--- Begin Material supplied ---

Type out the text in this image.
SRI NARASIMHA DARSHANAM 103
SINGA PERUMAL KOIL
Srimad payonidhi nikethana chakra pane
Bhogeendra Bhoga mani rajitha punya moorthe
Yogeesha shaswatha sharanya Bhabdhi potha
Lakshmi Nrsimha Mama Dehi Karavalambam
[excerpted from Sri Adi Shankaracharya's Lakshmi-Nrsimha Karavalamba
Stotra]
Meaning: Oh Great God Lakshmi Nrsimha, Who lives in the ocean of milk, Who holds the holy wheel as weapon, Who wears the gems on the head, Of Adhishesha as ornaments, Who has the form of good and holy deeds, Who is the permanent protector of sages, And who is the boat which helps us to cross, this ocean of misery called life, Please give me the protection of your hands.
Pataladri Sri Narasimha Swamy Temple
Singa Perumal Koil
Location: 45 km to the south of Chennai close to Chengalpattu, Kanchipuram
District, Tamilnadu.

--- End Material supplied ---

» **Exercise task**: Restate the whole listing exactly, leaving out nothing.

» **Expected answer**:
Type out the text in this image.
SRI NARASIMHA DARSHANAM 103
SINGA PERUMAL KOIL
Srimad payonidhi nikethana chakra pane
Bhogeendra Bhoga mani rajitha punya moorthe
Yogeesha shaswatha sharanya Bhabdhi potha
Lakshmi Nrsimha Mama Dehi Karavalambam
[excerpted from Sri Adi Shankaracharya's Lakshmi-Nrsimha Karavalamba
Stotra]
Meaning: Oh Great God Lakshmi Nrsimha, Who lives in the ocean of milk, Who holds the holy wheel as weapon, Who wears the gems on the head, Of Adhishesha as ornaments, Who has the form of good and holy deeds, Who is the permanent protector of sages, And who is the boat which helps us to cross, this ocean of misery called life, Please give me the protection of your hands.
Pataladri Sri Narasimha Swamy Temple
Singa Perumal Koil
Location: 45 km to the south of Chennai close to Chengalpattu, Kanchipuram
District, Tamilnadu.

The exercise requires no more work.